> Do this
Extract the data exactly, missing nothing.

> Supplied records
>>>>
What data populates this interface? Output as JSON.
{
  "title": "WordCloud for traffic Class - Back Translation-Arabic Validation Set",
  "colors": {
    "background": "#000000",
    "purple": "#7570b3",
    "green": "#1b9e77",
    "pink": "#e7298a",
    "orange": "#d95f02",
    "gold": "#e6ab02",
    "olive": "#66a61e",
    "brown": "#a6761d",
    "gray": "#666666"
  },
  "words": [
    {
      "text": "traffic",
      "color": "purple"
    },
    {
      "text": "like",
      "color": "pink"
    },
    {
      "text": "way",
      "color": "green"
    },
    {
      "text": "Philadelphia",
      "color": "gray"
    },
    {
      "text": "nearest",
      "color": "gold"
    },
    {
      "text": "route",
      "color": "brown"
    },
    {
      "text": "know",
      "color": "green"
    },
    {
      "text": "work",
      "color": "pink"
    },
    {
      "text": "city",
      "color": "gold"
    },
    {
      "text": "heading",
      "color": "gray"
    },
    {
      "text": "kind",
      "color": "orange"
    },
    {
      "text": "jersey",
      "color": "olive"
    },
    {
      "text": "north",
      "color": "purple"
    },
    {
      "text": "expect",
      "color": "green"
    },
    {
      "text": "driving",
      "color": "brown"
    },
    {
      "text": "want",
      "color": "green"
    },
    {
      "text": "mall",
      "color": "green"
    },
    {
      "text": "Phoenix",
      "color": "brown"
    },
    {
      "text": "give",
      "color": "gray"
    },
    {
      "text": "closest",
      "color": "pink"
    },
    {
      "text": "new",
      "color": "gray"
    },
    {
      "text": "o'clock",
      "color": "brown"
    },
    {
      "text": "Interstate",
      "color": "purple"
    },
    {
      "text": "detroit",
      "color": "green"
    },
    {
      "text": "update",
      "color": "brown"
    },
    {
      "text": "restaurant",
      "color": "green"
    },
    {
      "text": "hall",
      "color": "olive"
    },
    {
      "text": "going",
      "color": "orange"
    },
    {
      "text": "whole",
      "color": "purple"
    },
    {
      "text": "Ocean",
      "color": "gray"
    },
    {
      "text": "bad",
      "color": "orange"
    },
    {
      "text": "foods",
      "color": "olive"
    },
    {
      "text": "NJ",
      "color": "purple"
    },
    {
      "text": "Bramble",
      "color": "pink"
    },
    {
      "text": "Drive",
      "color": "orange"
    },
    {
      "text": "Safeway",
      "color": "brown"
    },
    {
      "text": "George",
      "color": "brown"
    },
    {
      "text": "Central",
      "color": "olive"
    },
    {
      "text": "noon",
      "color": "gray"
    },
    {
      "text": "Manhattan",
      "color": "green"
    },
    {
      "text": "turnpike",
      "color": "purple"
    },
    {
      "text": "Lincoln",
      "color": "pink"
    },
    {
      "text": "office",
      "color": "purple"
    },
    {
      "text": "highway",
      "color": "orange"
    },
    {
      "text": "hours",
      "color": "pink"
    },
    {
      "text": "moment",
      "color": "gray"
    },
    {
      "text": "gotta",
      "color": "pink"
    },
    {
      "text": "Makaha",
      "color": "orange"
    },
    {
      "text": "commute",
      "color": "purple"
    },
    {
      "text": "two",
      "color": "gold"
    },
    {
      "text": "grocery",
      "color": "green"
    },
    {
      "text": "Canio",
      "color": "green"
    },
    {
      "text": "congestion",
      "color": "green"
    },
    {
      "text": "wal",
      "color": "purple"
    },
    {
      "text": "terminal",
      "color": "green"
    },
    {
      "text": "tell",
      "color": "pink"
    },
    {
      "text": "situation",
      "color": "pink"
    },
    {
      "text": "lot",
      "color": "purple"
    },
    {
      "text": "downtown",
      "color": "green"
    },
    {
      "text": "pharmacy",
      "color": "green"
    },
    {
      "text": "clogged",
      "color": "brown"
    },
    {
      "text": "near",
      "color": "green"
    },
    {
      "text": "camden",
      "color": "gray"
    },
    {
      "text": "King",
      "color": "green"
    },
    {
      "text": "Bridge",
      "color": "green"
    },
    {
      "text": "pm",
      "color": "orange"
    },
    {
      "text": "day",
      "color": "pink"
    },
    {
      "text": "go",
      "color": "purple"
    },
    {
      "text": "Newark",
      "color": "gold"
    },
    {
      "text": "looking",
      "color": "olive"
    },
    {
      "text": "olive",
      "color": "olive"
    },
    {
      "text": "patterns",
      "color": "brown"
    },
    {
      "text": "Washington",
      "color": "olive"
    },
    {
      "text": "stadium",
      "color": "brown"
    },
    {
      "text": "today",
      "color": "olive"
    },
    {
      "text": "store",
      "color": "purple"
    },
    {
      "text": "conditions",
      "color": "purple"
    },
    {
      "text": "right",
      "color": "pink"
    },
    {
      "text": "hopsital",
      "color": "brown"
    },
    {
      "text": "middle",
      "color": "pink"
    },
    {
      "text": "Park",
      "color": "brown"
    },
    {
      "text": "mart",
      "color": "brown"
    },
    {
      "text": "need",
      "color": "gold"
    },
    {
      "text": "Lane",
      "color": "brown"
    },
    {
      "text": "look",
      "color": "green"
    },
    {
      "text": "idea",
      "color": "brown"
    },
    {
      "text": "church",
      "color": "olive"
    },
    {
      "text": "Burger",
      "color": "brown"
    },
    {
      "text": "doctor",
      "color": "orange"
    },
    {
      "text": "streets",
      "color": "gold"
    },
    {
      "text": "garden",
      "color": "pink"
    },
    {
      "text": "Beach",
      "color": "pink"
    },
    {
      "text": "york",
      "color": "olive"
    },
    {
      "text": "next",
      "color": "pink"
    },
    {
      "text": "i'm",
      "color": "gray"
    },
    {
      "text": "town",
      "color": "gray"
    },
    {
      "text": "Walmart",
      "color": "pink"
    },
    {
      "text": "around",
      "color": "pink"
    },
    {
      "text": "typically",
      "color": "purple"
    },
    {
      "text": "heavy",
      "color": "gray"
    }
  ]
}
<<<<
> Response to this task
What data populates this interface? Output as JSON.
{
  "title": "WordCloud for traffic Class - Back Translation-Arabic Validation Set",
  "colors": {
    "background": "#000000",
    "purple": "#7570b3",
    "green": "#1b9e77",
    "pink": "#e7298a",
    "orange": "#d95f02",
    "gold": "#e6ab02",
    "olive": "#66a61e",
    "brown": "#a6761d",
    "gray": "#666666"
  },
  "words": [
    {
      "text": "traffic",
      "color": "purple"
    },
    {
      "text": "like",
      "color": "pink"
    },
    {
      "text": "way",
      "color": "green"
    },
    {
      "text": "Philadelphia",
      "color": "gray"
    },
    {
      "text": "nearest",
      "color": "gold"
    },
    {
      "text": "route",
      "color": "brown"
    },
    {
      "text": "know",
      "color": "green"
    },
    {
      "text": "work",
      "color": "pink"
    },
    {
      "text": "city",
      "color": "gold"
    },
    {
      "text": "heading",
      "color": "gray"
    },
    {
      "text": "kind",
      "color": "orange"
    },
    {
      "text": "jersey",
      "color": "olive"
    },
    {
      "text": "north",
      "color": "purple"
    },
    {
      "text": "expect",
      "color": "green"
    },
    {
      "text": "driving",
      "color": "brown"
    },
    {
      "text": "want",
      "color": "green"
    },
    {
      "text": "mall",
      "color": "green"
    },
    {
      "text": "Phoenix",
      "color": "brown"
    },
    {
      "text": "give",
      "color": "gray"
    },
    {
      "text": "closest",
      "color": "pink"
    },
    {
      "text": "new",
      "color": "gray"
    },
    {
      "text": "o'clock",
      "color": "brown"
    },
    {
      "text": "Interstate",
      "color": "purple"
    },
    {
      "text": "detroit",
      "color": "green"
    },
    {
      "text": "update",
      "color": "brown"
    },
    {
      "text": "restaurant",
      "color": "green"
    },
    {
      "text": "hall",
      "color": "olive"
    },
    {
      "text": "going",
      "color": "orange"
    },
    {
      "text": "whole",
      "color": "purple"
    },
    {
      "text": "Ocean",
      "color": "gray"
    },
    {
      "text": "bad",
      "color": "orange"
    },
    {
      "text": "foods",
      "color": "olive"
    },
    {
      "text": "NJ",
      "color": "purple"
    },
    {
      "text": "Bramble",
      "color": "pink"
    },
    {
      "text": "Drive",
      "color": "orange"
    },
    {
      "text": "Safeway",
      "color": "brown"
    },
    {
      "text": "George",
      "color": "brown"
    },
    {
      "text": "Central",
      "color": "olive"
    },
    {
      "text": "noon",
      "color": "gray"
    },
    {
      "text": "Manhattan",
      "color": "green"
    },
    {
      "text": "turnpike",
      "color": "purple"
    },
    {
      "text": "Lincoln",
      "color": "pink"
    },
    {
      "text": "office",
      "color": "purple"
    },
    {
      "text": "highway",
      "color": "orange"
    },
    {
      "text": "hours",
      "color": "pink"
    },
    {
      "text": "moment",
      "color": "gray"
    },
    {
      "text": "gotta",
      "color": "pink"
    },
    {
      "text": "Makaha",
      "color": "orange"
    },
    {
      "text": "commute",
      "color": "purple"
    },
    {
      "text": "two",
      "color": "gold"
    },
    {
      "text": "grocery",
      "color": "green"
    },
    {
      "text": "Canio",
      "color": "green"
    },
    {
      "text": "congestion",
      "color": "green"
    },
    {
      "text": "wal",
      "color": "purple"
    },
    {
      "text": "terminal",
      "color": "green"
    },
    {
      "text": "tell",
      "color": "pink"
    },
    {
      "text": "situation",
      "color": "pink"
    },
    {
      "text": "lot",
      "color": "purple"
    },
    {
      "text": "downtown",
      "color": "green"
    },
    {
      "text": "pharmacy",
      "color": "green"
    },
    {
      "text": "clogged",
      "color": "brown"
    },
    {
      "text": "near",
      "color": "green"
    },
    {
      "text": "camden",
      "color": "gray"
    },
    {
      "text": "King",
      "color": "green"
    },
    {
      "text": "Bridge",
      "color": "green"
    },
    {
      "text": "pm",
      "color": "orange"
    },
    {
      "text": "day",
      "color": "pink"
    },
    {
      "text": "go",
      "color": "purple"
    },
    {
      "text": "Newark",
      "color": "gold"
    },
    {
      "text": "looking",
      "color": "olive"
    },
    {
      "text": "olive",
      "color": "olive"
    },
    {
      "text": "patterns",
      "color": "brown"
    },
    {
      "text": "Washington",
      "color": "olive"
    },
    {
      "text": "stadium",
      "color": "brown"
    },
    {
      "text": "today",
      "color": "olive"
    },
    {
      "text": "store",
      "color": "purple"
    },
    {
      "text": "conditions",
      "color": "purple"
    },
    {
      "text": "right",
      "color": "pink"
    },
    {
      "text": "hopsital",
      "color": "brown"
    },
    {
      "text": "middle",
      "color": "pink"
    },
    {
      "text": "Park",
      "color": "brown"
    },
    {
      "text": "mart",
      "color": "brown"
    },
    {
      "text": "need",
      "color": "gold"
    },
    {
      "text": "Lane",
      "color": "brown"
    },
    {
      "text": "look",
      "color": "green"
    },
    {
      "text": "idea",
      "color": "brown"
    },
    {
      "text": "church",
      "color": "olive"
    },
    {
      "text": "Burger",
      "color": "brown"
    },
    {
      "text": "doctor",
      "color": "orange"
    },
    {
      "text": "streets",
      "color": "gold"
    },
    {
      "text": "garden",
      "color": "pink"
    },
    {
      "text": "Beach",
      "color": "pink"
    },
    {
      "text": "york",
      "color": "olive"
    },
    {
      "text": "next",
      "color": "pink"
    },
    {
      "text": "i'm",
      "color": "gray"
    },
    {
      "text": "town",
      "color": "gray"
    },
    {
      "text": "Walmart",
      "color": "pink"
    },
    {
      "text": "around",
      "color": "pink"
    },
    {
      "text": "typically",
      "color": "purple"
    },
    {
      "text": "heavy",
      "color": "gray"
    }
  ]
}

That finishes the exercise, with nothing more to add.